- TASK GOAL
Write out the full listing again, exactly as it stands.

Stored data:
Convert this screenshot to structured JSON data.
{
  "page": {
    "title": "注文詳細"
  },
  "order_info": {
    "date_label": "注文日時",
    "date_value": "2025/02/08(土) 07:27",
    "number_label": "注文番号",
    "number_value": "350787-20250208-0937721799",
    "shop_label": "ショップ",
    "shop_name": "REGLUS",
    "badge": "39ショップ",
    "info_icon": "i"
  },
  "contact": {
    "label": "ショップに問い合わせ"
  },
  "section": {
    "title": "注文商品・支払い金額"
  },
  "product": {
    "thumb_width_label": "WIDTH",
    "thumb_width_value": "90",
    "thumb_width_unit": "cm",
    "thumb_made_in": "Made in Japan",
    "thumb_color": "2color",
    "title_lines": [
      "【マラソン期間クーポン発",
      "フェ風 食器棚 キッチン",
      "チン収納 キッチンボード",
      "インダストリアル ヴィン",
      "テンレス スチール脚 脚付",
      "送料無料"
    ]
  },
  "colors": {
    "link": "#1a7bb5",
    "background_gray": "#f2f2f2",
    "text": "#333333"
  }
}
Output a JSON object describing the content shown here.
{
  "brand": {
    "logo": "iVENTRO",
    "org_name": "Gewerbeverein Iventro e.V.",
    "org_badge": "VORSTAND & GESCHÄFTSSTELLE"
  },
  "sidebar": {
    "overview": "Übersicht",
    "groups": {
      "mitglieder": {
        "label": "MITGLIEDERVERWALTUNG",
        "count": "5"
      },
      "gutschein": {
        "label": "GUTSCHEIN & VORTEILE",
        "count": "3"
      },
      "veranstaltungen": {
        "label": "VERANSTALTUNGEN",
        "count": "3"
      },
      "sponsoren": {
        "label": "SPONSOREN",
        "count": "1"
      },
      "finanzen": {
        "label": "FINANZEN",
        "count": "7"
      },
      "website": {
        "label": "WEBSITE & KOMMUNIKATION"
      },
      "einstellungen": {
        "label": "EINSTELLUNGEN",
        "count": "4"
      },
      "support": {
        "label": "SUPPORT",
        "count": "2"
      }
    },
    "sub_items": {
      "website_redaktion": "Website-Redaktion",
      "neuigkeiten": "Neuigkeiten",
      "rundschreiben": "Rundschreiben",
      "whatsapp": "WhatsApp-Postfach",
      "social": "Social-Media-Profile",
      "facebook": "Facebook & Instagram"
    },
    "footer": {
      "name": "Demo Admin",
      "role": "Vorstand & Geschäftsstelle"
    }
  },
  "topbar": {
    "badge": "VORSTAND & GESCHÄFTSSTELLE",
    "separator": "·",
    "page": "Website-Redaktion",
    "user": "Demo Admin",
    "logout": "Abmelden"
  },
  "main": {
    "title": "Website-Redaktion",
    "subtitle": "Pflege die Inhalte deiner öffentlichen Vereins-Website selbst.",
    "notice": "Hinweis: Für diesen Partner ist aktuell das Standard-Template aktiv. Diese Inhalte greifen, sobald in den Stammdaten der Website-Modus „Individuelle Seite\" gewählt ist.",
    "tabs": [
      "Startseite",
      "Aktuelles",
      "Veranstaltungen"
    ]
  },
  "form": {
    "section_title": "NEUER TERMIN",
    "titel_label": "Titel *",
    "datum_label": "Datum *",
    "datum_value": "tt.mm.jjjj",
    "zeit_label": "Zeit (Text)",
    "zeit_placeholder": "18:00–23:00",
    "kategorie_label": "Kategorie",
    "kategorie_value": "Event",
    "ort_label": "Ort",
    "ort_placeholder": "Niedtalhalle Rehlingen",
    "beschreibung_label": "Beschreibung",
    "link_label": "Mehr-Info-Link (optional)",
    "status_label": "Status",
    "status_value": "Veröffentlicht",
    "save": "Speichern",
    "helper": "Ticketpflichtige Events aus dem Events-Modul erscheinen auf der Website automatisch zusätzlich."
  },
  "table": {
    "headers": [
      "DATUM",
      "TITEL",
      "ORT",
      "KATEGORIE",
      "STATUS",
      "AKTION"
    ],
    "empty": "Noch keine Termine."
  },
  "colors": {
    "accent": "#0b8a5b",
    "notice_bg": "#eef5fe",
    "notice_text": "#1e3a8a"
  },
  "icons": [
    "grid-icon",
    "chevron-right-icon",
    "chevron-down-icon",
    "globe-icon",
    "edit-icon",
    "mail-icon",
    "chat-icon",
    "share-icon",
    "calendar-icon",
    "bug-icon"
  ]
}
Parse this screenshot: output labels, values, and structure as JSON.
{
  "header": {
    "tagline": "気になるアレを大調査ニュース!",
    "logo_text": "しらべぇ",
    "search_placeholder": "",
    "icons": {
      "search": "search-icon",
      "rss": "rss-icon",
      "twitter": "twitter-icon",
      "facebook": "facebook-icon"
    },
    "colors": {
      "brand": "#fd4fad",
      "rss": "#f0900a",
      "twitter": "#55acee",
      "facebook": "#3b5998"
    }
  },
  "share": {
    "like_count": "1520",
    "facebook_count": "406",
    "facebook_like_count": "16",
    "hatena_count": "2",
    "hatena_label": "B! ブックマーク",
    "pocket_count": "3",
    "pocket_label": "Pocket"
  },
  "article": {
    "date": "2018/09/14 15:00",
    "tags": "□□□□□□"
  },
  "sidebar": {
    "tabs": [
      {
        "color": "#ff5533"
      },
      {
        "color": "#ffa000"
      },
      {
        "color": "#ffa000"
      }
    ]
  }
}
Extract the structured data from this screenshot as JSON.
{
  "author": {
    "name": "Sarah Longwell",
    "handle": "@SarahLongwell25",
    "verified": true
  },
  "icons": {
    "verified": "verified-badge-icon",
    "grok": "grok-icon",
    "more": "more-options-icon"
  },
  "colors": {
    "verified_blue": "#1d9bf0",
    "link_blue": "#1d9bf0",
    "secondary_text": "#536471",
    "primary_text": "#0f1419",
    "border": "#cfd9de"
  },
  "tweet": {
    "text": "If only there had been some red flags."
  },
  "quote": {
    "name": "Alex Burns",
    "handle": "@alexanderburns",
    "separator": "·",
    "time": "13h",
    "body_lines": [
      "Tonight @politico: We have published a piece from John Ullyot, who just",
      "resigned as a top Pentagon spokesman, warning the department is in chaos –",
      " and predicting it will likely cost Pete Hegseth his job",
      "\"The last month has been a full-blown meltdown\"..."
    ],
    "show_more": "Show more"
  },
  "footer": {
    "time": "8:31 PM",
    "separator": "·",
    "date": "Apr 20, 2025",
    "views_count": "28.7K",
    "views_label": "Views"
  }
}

- THE OUTPUT
Convert this screenshot to structured JSON data.
{
  "page": {
    "title": "注文詳細"
  },
  "order_info": {
    "date_label": "注文日時",
    "date_value": "2025/02/08(土) 07:27",
    "number_label": "注文番号",
    "number_value": "350787-20250208-0937721799",
    "shop_label": "ショップ",
    "shop_name": "REGLUS",
    "badge": "39ショップ",
    "info_icon": "i"
  },
  "contact": {
    "label": "ショップに問い合わせ"
  },
  "section": {
    "title": "注文商品・支払い金額"
  },
  "product": {
    "thumb_width_label": "WIDTH",
    "thumb_width_value": "90",
    "thumb_width_unit": "cm",
    "thumb_made_in": "Made in Japan",
    "thumb_color": "2color",
    "title_lines": [
      "【マラソン期間クーポン発",
      "フェ風 食器棚 キッチン",
      "チン収納 キッチンボード",
      "インダストリアル ヴィン",
      "テンレス スチール脚 脚付",
      "送料無料"
    ]
  },
  "colors": {
    "link": "#1a7bb5",
    "background_gray": "#f2f2f2",
    "text": "#333333"
  }
}
Output a JSON object describing the content shown here.
{
  "brand": {
    "logo": "iVENTRO",
    "org_name": "Gewerbeverein Iventro e.V.",
    "org_badge": "VORSTAND & GESCHÄFTSSTELLE"
  },
  "sidebar": {
    "overview": "Übersicht",
    "groups": {
      "mitglieder": {
        "label": "MITGLIEDERVERWALTUNG",
        "count": "5"
      },
      "gutschein": {
        "label": "GUTSCHEIN & VORTEILE",
        "count": "3"
      },
      "veranstaltungen": {
        "label": "VERANSTALTUNGEN",
        "count": "3"
      },
      "sponsoren": {
        "label": "SPONSOREN",
        "count": "1"
      },
      "finanzen": {
        "label": "FINANZEN",
        "count": "7"
      },
      "website": {
        "label": "WEBSITE & KOMMUNIKATION"
      },
      "einstellungen": {
        "label": "EINSTELLUNGEN",
        "count": "4"
      },
      "support": {
        "label": "SUPPORT",
        "count": "2"
      }
    },
    "sub_items": {
      "website_redaktion": "Website-Redaktion",
      "neuigkeiten": "Neuigkeiten",
      "rundschreiben": "Rundschreiben",
      "whatsapp": "WhatsApp-Postfach",
      "social": "Social-Media-Profile",
      "facebook": "Facebook & Instagram"
    },
    "footer": {
      "name": "Demo Admin",
      "role": "Vorstand & Geschäftsstelle"
    }
  },
  "topbar": {
    "badge": "VORSTAND & GESCHÄFTSSTELLE",
    "separator": "·",
    "page": "Website-Redaktion",
    "user": "Demo Admin",
    "logout": "Abmelden"
  },
  "main": {
    "title": "Website-Redaktion",
    "subtitle": "Pflege die Inhalte deiner öffentlichen Vereins-Website selbst.",
    "notice": "Hinweis: Für diesen Partner ist aktuell das Standard-Template aktiv. Diese Inhalte greifen, sobald in den Stammdaten der Website-Modus „Individuelle Seite\" gewählt ist.",
    "tabs": [
      "Startseite",
      "Aktuelles",
      "Veranstaltungen"
    ]
  },
  "form": {
    "section_title": "NEUER TERMIN",
    "titel_label": "Titel *",
    "datum_label": "Datum *",
    "datum_value": "tt.mm.jjjj",
    "zeit_label": "Zeit (Text)",
    "zeit_placeholder": "18:00–23:00",
    "kategorie_label": "Kategorie",
    "kategorie_value": "Event",
    "ort_label": "Ort",
    "ort_placeholder": "Niedtalhalle Rehlingen",
    "beschreibung_label": "Beschreibung",
    "link_label": "Mehr-Info-Link (optional)",
    "status_label": "Status",
    "status_value": "Veröffentlicht",
    "save": "Speichern",
    "helper": "Ticketpflichtige Events aus dem Events-Modul erscheinen auf der Website automatisch zusätzlich."
  },
  "table": {
    "headers": [
      "DATUM",
      "TITEL",
      "ORT",
      "KATEGORIE",
      "STATUS",
      "AKTION"
    ],
    "empty": "Noch keine Termine."
  },
  "colors": {
    "accent": "#0b8a5b",
    "notice_bg": "#eef5fe",
    "notice_text": "#1e3a8a"
  },
  "icons": [
    "grid-icon",
    "chevron-right-icon",
    "chevron-down-icon",
    "globe-icon",
    "edit-icon",
    "mail-icon",
    "chat-icon",
    "share-icon",
    "calendar-icon",
    "bug-icon"
  ]
}
Parse this screenshot: output labels, values, and structure as JSON.
{
  "header": {
    "tagline": "気になるアレを大調査ニュース!",
    "logo_text": "しらべぇ",
    "search_placeholder": "",
    "icons": {
      "search": "search-icon",
      "rss": "rss-icon",
      "twitter": "twitter-icon",
      "facebook": "facebook-icon"
    },
    "colors": {
      "brand": "#fd4fad",
      "rss": "#f0900a",
      "twitter": "#55acee",
      "facebook": "#3b5998"
    }
  },
  "share": {
    "like_count": "1520",
    "facebook_count": "406",
    "facebook_like_count": "16",
    "hatena_count": "2",
    "hatena_label": "B! ブックマーク",
    "pocket_count": "3",
    "pocket_label": "Pocket"
  },
  "article": {
    "date": "2018/09/14 15:00",
    "tags": "□□□□□□"
  },
  "sidebar": {
    "tabs": [
      {
        "color": "#ff5533"
      },
      {
        "color": "#ffa000"
      },
      {
        "color": "#ffa000"
      }
    ]
  }
}
Extract the structured data from this screenshot as JSON.
{
  "author": {
    "name": "Sarah Longwell",
    "handle": "@SarahLongwell25",
    "verified": true
  },
  "icons": {
    "verified": "verified-badge-icon",
    "grok": "grok-icon",
    "more": "more-options-icon"
  },
  "colors": {
    "verified_blue": "#1d9bf0",
    "link_blue": "#1d9bf0",
    "secondary_text": "#536471",
    "primary_text": "#0f1419",
    "border": "#cfd9de"
  },
  "tweet": {
    "text": "If only there had been some red flags."
  },
  "quote": {
    "name": "Alex Burns",
    "handle": "@alexanderburns",
    "separator": "·",
    "time": "13h",
    "body_lines": [
      "Tonight @politico: We have published a piece from John Ullyot, who just",
      "resigned as a top Pentagon spokesman, warning the department is in chaos –",
      " and predicting it will likely cost Pete Hegseth his job",
      "\"The last month has been a full-blown meltdown\"..."
    ],
    "show_more": "Show more"
  },
  "footer": {
    "time": "8:31 PM",
    "separator": "·",
    "date": "Apr 20, 2025",
    "views_count": "28.7K",
    "views_label": "Views"
  }
}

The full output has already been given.